§ **What is required**: The records below are made of lines; count those holding the word "Verify" and give the number only.

Stored entries
###
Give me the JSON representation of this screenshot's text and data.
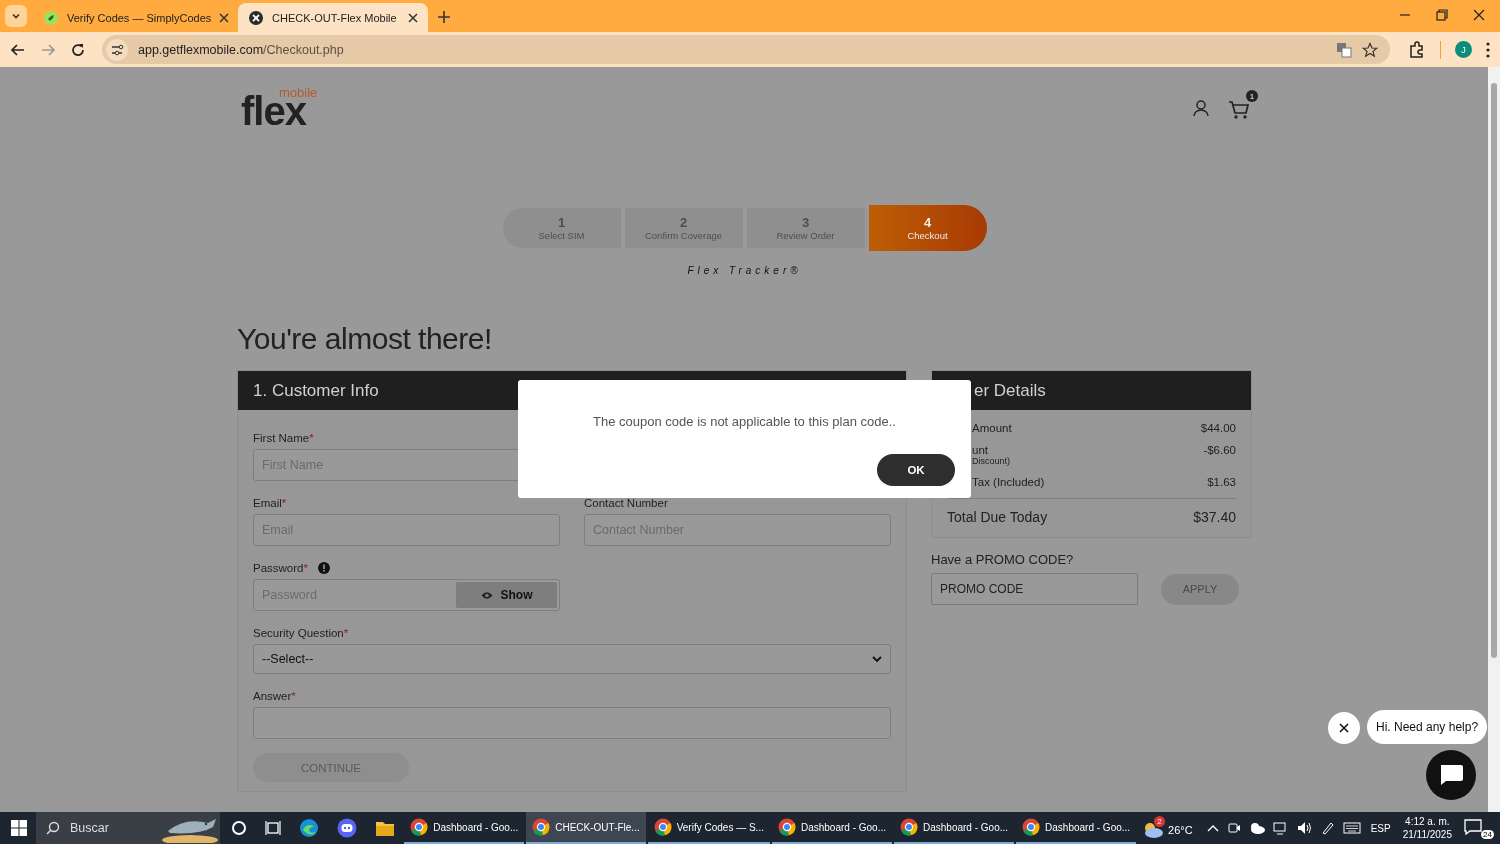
{
  "browser": {
    "tabs": [
      {
        "title": "Verify Codes — SimplyCodes",
        "selected": false
      },
      {
        "title": "CHECK-OUT-Flex Mobile",
        "selected": true
      }
    ],
    "url": {
      "host": "app.getflexmobile.com",
      "path": "/Checkout.php"
    },
    "profile_initial": "J"
  },
  "header": {
    "logo_main": "flex",
    "logo_sub": "mobile",
    "cart_count": "1"
  },
  "stepper": {
    "steps": [
      {
        "number": "1",
        "label": "Select SIM",
        "selected": false
      },
      {
        "number": "2",
        "label": "Confirm Coverage",
        "selected": false
      },
      {
        "number": "3",
        "label": "Review Order",
        "selected": false
      },
      {
        "number": "4",
        "label": "Checkout",
        "selected": true
      }
    ],
    "tracker": "Flex Tracker®"
  },
  "heading": "You're almost there!",
  "customer_info": {
    "title": "1. Customer Info",
    "rows": [
      [
        {
          "kind": "text",
          "label": "First Name",
          "mark": "*",
          "placeholder": "First Name"
        }
      ],
      [
        {
          "kind": "text",
          "label": "Email",
          "mark": "*",
          "placeholder": "Email"
        },
        {
          "kind": "text",
          "label": "Contact Number",
          "placeholder": "Contact Number"
        }
      ],
      [
        {
          "kind": "password",
          "label": "Password",
          "mark": "*",
          "placeholder": "Password",
          "button": "Show"
        }
      ],
      [
        {
          "kind": "select",
          "label": "Security Question",
          "mark": "*",
          "value": "--Select--"
        }
      ],
      [
        {
          "kind": "wide-text",
          "label": "Answer",
          "mark": "*"
        }
      ]
    ],
    "continue": {
      "label": "CONTINUE",
      "disabled": true
    }
  },
  "order_details": {
    "title": "er Details",
    "rows": [
      {
        "label": "Amount",
        "value": "$44.00"
      },
      {
        "label": "unt",
        "note": "Discount)",
        "value": "-$6.60"
      },
      {
        "label": "Tax (Included)",
        "value": "$1.63"
      }
    ],
    "total": {
      "label": "Total Due Today",
      "value": "$37.40"
    },
    "promo": {
      "label": "Have a PROMO CODE?",
      "placeholder": "PROMO CODE",
      "apply": "APPLY",
      "apply_disabled": true
    }
  },
  "dialog": {
    "message": "The coupon code is not applicable to this plan code..",
    "button": "OK"
  },
  "chat": {
    "greeting": "Hi. Need any help?"
  },
  "taskbar": {
    "search": "Buscar",
    "apps": [
      {
        "title": "Dashboard - Goo...",
        "selected": false
      },
      {
        "title": "CHECK-OUT-Fle...",
        "selected": true
      },
      {
        "title": "Verify Codes — S...",
        "selected": false
      },
      {
        "title": "Dashboard - Goo...",
        "selected": false
      },
      {
        "title": "Dashboard - Goo...",
        "selected": false
      },
      {
        "title": "Dashboard - Goo...",
        "selected": false
      }
    ],
    "weather_badge": "2",
    "temperature": "26°C",
    "language": "ESP",
    "time": "4:12 a. m.",
    "date": "21/11/2025",
    "notifications": "24"
  }
}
###
§ **Task solution**: 2